◆ Supplied material:
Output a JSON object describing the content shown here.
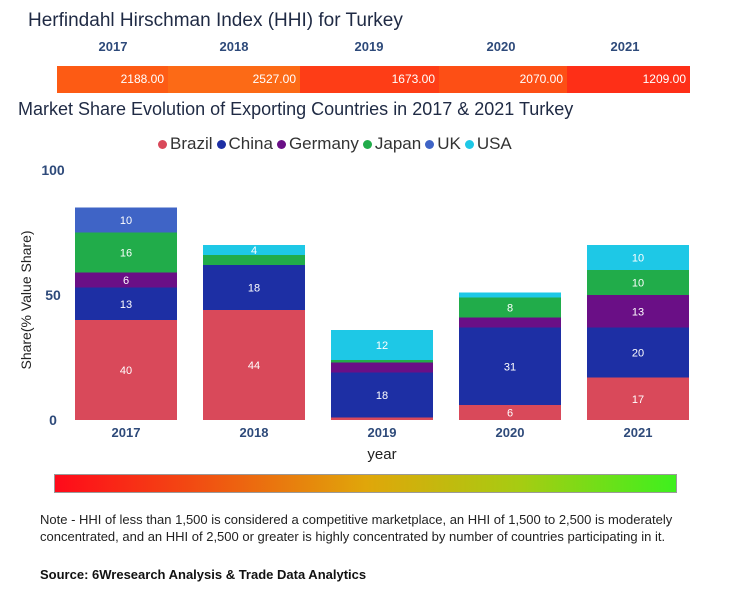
{
  "hhi": {
    "title": "Herfindahl Hirschman Index (HHI) for Turkey",
    "years": [
      "2017",
      "2018",
      "2019",
      "2020",
      "2021"
    ],
    "values": [
      "2188.00",
      "2527.00",
      "1673.00",
      "2070.00",
      "1209.00"
    ],
    "colors": [
      "#fd5b14",
      "#fc6a16",
      "#fe3d16",
      "#fd4f15",
      "#fe2f17"
    ]
  },
  "chart_data": {
    "type": "stacked-bar",
    "title": "Market Share Evolution of Exporting Countries in 2017 & 2021 Turkey",
    "xlabel": "year",
    "ylabel": "Share(% Value Share)",
    "ylim": [
      0,
      100
    ],
    "yticks": [
      0,
      50,
      100
    ],
    "categories": [
      "2017",
      "2018",
      "2019",
      "2020",
      "2021"
    ],
    "series": [
      {
        "name": "Brazil",
        "color": "#d9495a",
        "values": [
          40,
          44,
          1,
          6,
          17
        ],
        "labels": [
          "40",
          "44",
          "",
          "6",
          "17"
        ]
      },
      {
        "name": "China",
        "color": "#1d2fa4",
        "values": [
          13,
          18,
          18,
          31,
          20
        ],
        "labels": [
          "13",
          "18",
          "18",
          "31",
          "20"
        ]
      },
      {
        "name": "Germany",
        "color": "#6a0f86",
        "values": [
          6,
          0,
          4,
          4,
          13
        ],
        "labels": [
          "6",
          "",
          "",
          "",
          "13"
        ]
      },
      {
        "name": "Japan",
        "color": "#21ac4a",
        "values": [
          16,
          4,
          1,
          8,
          10
        ],
        "labels": [
          "16",
          "",
          "",
          "8",
          "10"
        ]
      },
      {
        "name": "UK",
        "color": "#3f64c6",
        "values": [
          10,
          0,
          0,
          0,
          0
        ],
        "labels": [
          "10",
          "",
          "",
          "",
          ""
        ]
      },
      {
        "name": "USA",
        "color": "#1ec8e6",
        "values": [
          0,
          4,
          12,
          2,
          10
        ],
        "labels": [
          "",
          "4",
          "12",
          "",
          "10"
        ]
      }
    ]
  },
  "scale": {
    "gradient_colors": [
      "#ff0a1a",
      "#f24a12",
      "#e0a60a",
      "#a6cc12",
      "#3ef01e"
    ]
  },
  "footer": {
    "note": "Note - HHI of less than 1,500 is considered a competitive marketplace, an HHI of 1,500 to 2,500 is moderately concentrated, and an HHI of 2,500 or greater is highly concentrated by number of countries participating in it.",
    "source": "Source: 6Wresearch Analysis & Trade Data Analytics"
  }
}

◆ Your goal: Leave out the pictures and reproduce the rest of the listing exactly.

◆ Correct answer:
Output a JSON object describing the content shown here.
{
  "hhi": {
    "title": "Herfindahl Hirschman Index (HHI) for Turkey",
    "years": [
      "2017",
      "2018",
      "2019",
      "2020",
      "2021"
    ],
    "values": [
      "2188.00",
      "2527.00",
      "1673.00",
      "2070.00",
      "1209.00"
    ],
    "colors": [
      "#fd5b14",
      "#fc6a16",
      "#fe3d16",
      "#fd4f15",
      "#fe2f17"
    ]
  },
  "chart_data": {
    "type": "stacked-bar",
    "title": "Market Share Evolution of Exporting Countries in 2017 & 2021 Turkey",
    "xlabel": "year",
    "ylabel": "Share(% Value Share)",
    "ylim": [
      0,
      100
    ],
    "yticks": [
      0,
      50,
      100
    ],
    "categories": [
      "2017",
      "2018",
      "2019",
      "2020",
      "2021"
    ],
    "series": [
      {
        "name": "Brazil",
        "color": "#d9495a",
        "values": [
          40,
          44,
          1,
          6,
          17
        ],
        "labels": [
          "40",
          "44",
          "",
          "6",
          "17"
        ]
      },
      {
        "name": "China",
        "color": "#1d2fa4",
        "values": [
          13,
          18,
          18,
          31,
          20
        ],
        "labels": [
          "13",
          "18",
          "18",
          "31",
          "20"
        ]
      },
      {
        "name": "Germany",
        "color": "#6a0f86",
        "values": [
          6,
          0,
          4,
          4,
          13
        ],
        "labels": [
          "6",
          "",
          "",
          "",
          "13"
        ]
      },
      {
        "name": "Japan",
        "color": "#21ac4a",
        "values": [
          16,
          4,
          1,
          8,
          10
        ],
        "labels": [
          "16",
          "",
          "",
          "8",
          "10"
        ]
      },
      {
        "name": "UK",
        "color": "#3f64c6",
        "values": [
          10,
          0,
          0,
          0,
          0
        ],
        "labels": [
          "10",
          "",
          "",
          "",
          ""
        ]
      },
      {
        "name": "USA",
        "color": "#1ec8e6",
        "values": [
          0,
          4,
          12,
          2,
          10
        ],
        "labels": [
          "",
          "4",
          "12",
          "",
          "10"
        ]
      }
    ]
  },
  "scale": {
    "gradient_colors": [
      "#ff0a1a",
      "#f24a12",
      "#e0a60a",
      "#a6cc12",
      "#3ef01e"
    ]
  },
  "footer": {
    "note": "Note - HHI of less than 1,500 is considered a competitive marketplace, an HHI of 1,500 to 2,500 is moderately concentrated, and an HHI of 2,500 or greater is highly concentrated by number of countries participating in it.",
    "source": "Source: 6Wresearch Analysis & Trade Data Analytics"
  }
}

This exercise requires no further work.